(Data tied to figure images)
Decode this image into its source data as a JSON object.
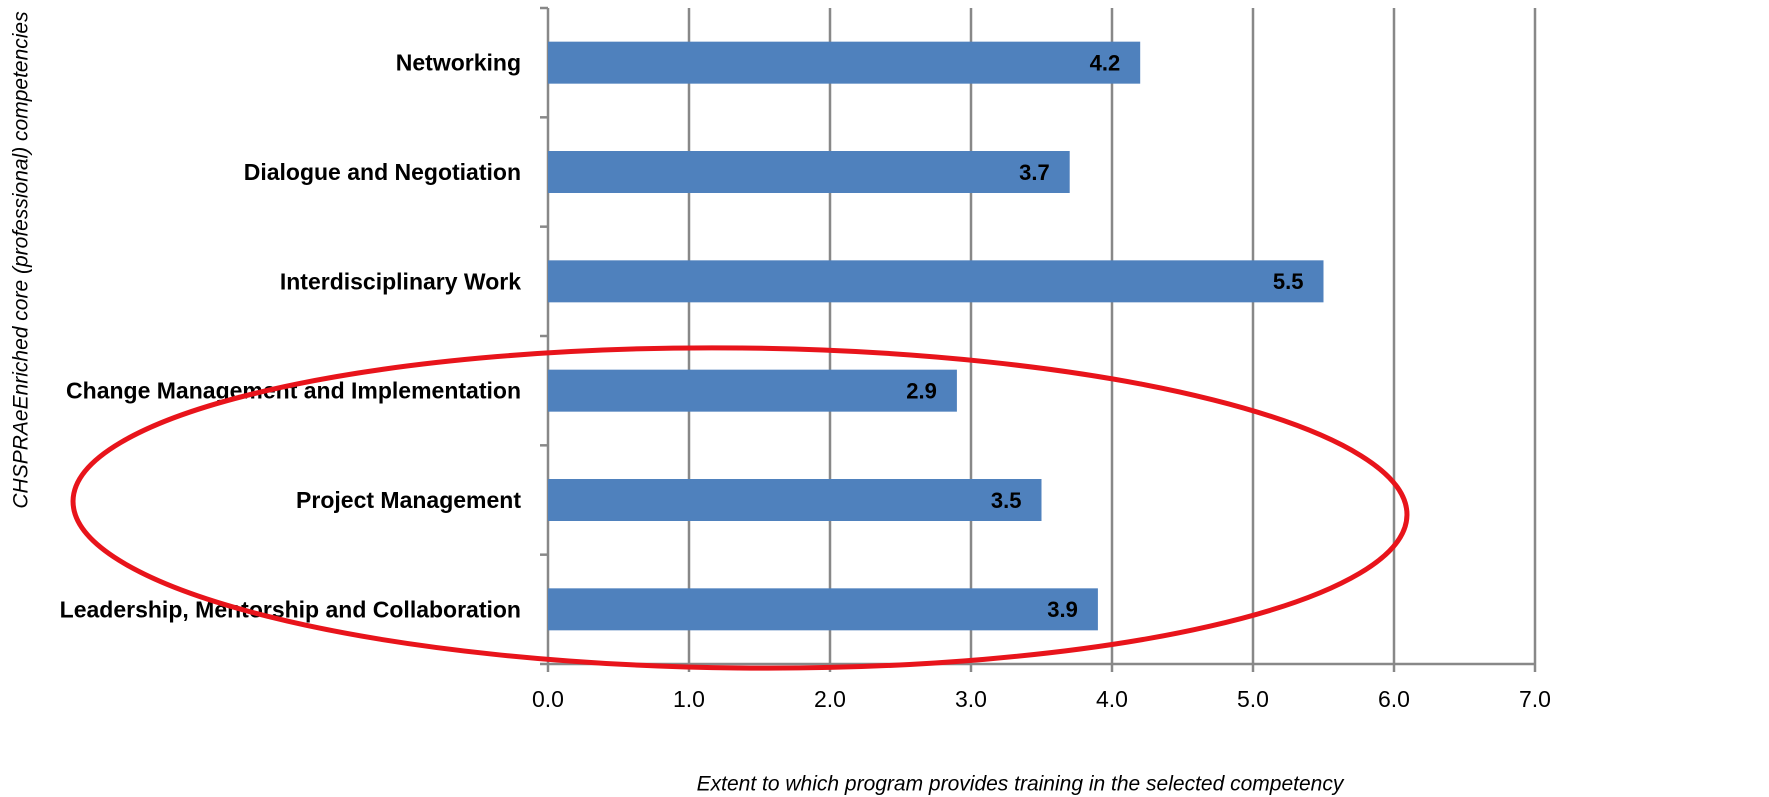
{
  "chart_data": {
    "type": "hbar",
    "categories": [
      "Networking",
      "Dialogue and Negotiation",
      "Interdisciplinary Work",
      "Change Management and Implementation",
      "Project Management",
      "Leadership, Mentorship and Collaboration"
    ],
    "values": [
      4.2,
      3.7,
      5.5,
      2.9,
      3.5,
      3.9
    ],
    "color": "#4f81bd",
    "xlim": [
      0,
      7
    ],
    "xticks": [
      {
        "value": 0,
        "label": "0.0"
      },
      {
        "value": 1,
        "label": "1.0"
      },
      {
        "value": 2,
        "label": "2.0"
      },
      {
        "value": 3,
        "label": "3.0"
      },
      {
        "value": 4,
        "label": "4.0"
      },
      {
        "value": 5,
        "label": "5.0"
      },
      {
        "value": 6,
        "label": "6.0"
      },
      {
        "value": 7,
        "label": "7.0"
      }
    ],
    "grid": true,
    "xlabel": "Extent to which program provides training in the selected competency",
    "ylabel": "CHSPRAeEnriched core (professional) competencies"
  }
}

Written task: Print the complete listing exactly as it stands, without its pictures.

Solution to the exercise:
Decode this image into its source data as a JSON object.
{
  "chart_data": {
    "type": "hbar",
    "categories": [
      "Networking",
      "Dialogue and Negotiation",
      "Interdisciplinary Work",
      "Change Management and Implementation",
      "Project Management",
      "Leadership, Mentorship and Collaboration"
    ],
    "values": [
      4.2,
      3.7,
      5.5,
      2.9,
      3.5,
      3.9
    ],
    "color": "#4f81bd",
    "xlim": [
      0,
      7
    ],
    "xticks": [
      {
        "value": 0,
        "label": "0.0"
      },
      {
        "value": 1,
        "label": "1.0"
      },
      {
        "value": 2,
        "label": "2.0"
      },
      {
        "value": 3,
        "label": "3.0"
      },
      {
        "value": 4,
        "label": "4.0"
      },
      {
        "value": 5,
        "label": "5.0"
      },
      {
        "value": 6,
        "label": "6.0"
      },
      {
        "value": 7,
        "label": "7.0"
      }
    ],
    "grid": true,
    "xlabel": "Extent to which program provides training in the selected competency",
    "ylabel": "CHSPRAeEnriched core (professional) competencies"
  }
}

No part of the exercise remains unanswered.